DOCUMENT PASSAGE:
The correlation information, which indicates the relationship between the rotational speed of the internal combustion engine and the period ω of cycle of the change in the variable torque, is preset in a form of a map, a table or a mathematical equation according to the specification of the internal combustion engine installed in the vehicle together with the valve timing adjuster 1. The correlation information is stored in the memory 36a of the control circuit 36 and is used to compute the period ω of cycle of the change in the variable torque. Alternatively, the period ω of cycle of the change in the variable torque may be learned from the output of the cam angle sensor 7 and the output of the crank angle sensor 8, and the correlation information stored in the memory 36a may be updated regularly based on the result of the learning.

Furthermore, the holding operation is continued until the stable operational condition, which serves as the limiting condition, is no longer satisfied.

As described above, even when the average variable torque Tca is balanced with the urging torque Ts at the time of limiting the actual phase Pr within the target phase range ΔPt, the oil is certainly supplied to the advancing chambers 51-54 or the retarding chambers 55-58 by alternately repeating the advancing supply period and the retarding supply period. In this way, even under the influence of the relatively large variable torque, the outflow of the oil from the advancing chambers 51-54 and the retarding chambers 55-58 is well limited. Therefore, the fluctuating movement (oscillating rotational movement) of the vane rotor 14 relative to the housing 18 can be limited without the need for increasing the urging torque Ts of the assist spring 22. Furthermore, the advancing supply period and the retarding supply period are alternately repeated to generate the rotational torque Tv, which shows the cyclic change with the period of cycle that is different from the period ω of cycle of the change in the variable torque. Therefore, the rotational torque Tv acts against the variable torque to effectively limit the fluctuating movement of the vane rotor 14.

As described above, according to the first embodiment, the actual phase Pr is appropriately limited within the target phase range ΔPt, and the valve timing is adjusted to the appropriate timing, which is appropriate for the internal combustion engine. Furthermore, the hammering sound, which is caused by the collision between the housing 18 and the vane rotor 14, can be advantageously limited.

Second Embodiment

A second embodiment of the present invention, which is a modification of the first embodiment, will be described with reference to FIG. 12.

As shown in FIG. 12, the discharge pressure of the oil at the oil pump 4 driven by the internal combustion engine, i.e., the pressure of the oil supplied to the advancing chambers 51-54 and the retarding chambers 55-58 is increased in response to an increase in the rotational speed of the internal combustion engine. Also, the pressure of the oil changes depending on the environmental temperature.

In view of the above point, according to the second embodiment, the control circuit 36 returns the actual phase Pr to an intermediate phase (a phase intermediate between the advancing end and the retarding end) in the target phase range ΔPt and then executes the alternately repeating supply operation, which is similar to that of the first embodiment, in the case where the actual phase Pr reaches the advancing end of the target phase range ΔPt, and the pressure of the oil becomes equal to or less than a preset value S during the execution of the normal holding operation (hereinafter, simply referred to as “normal holding operation”) for substantially holding the valve timing by adjusting the drive current supplied to the switch control valve 31 within the range lower than the reference value Ib. Thereby, in the low oil pressure state where the pressure of the oil is equal to or less than the preset value S, it is possible to reliably limit the fluctuating movement of the vane rotor 14, which tends to occur in the low oil pressure state.

DATA SECTION:

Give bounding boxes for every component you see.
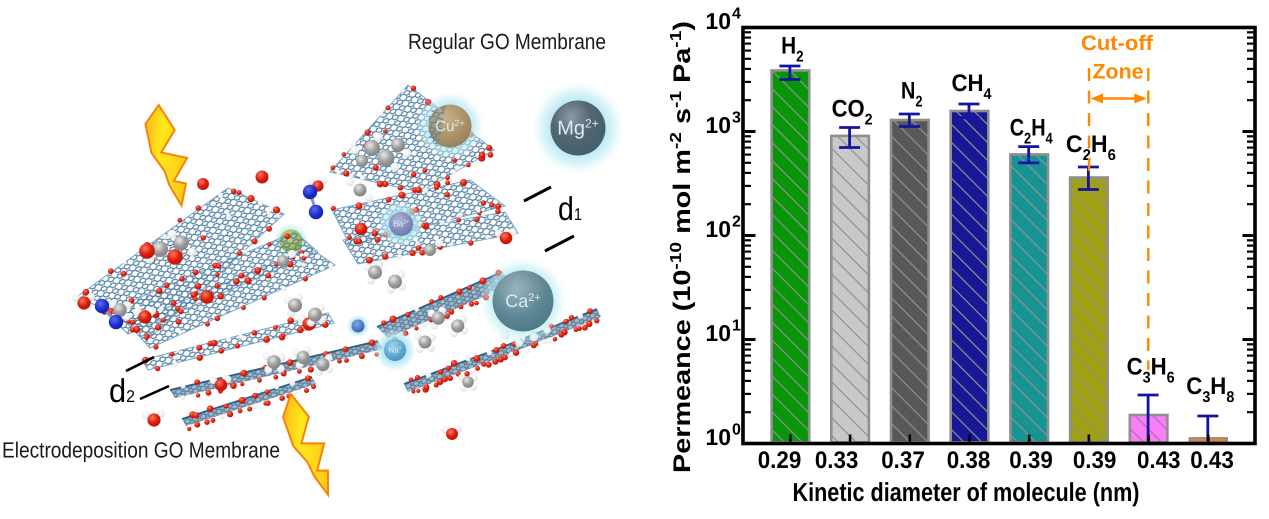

YOUR TASK: Please sum up the valve timing passage in two sentences. The data has no connection to the text.

OUTPUT: In the first embodiment, alternately repeating the advancing and retarding supply periods keeps oil supplied to the advancing or retarding chambers, which limits the fluctuating movement of the vane rotor without increasing the assist spring's urging torque and also limits the hammering sound. In the second embodiment, when the actual phase reaches the advancing end of the target phase range and the oil pressure becomes equal to or less than a preset value S during the normal holding operation, the control circuit returns the phase to an intermediate phase and then executes the alternately repeating supply operation.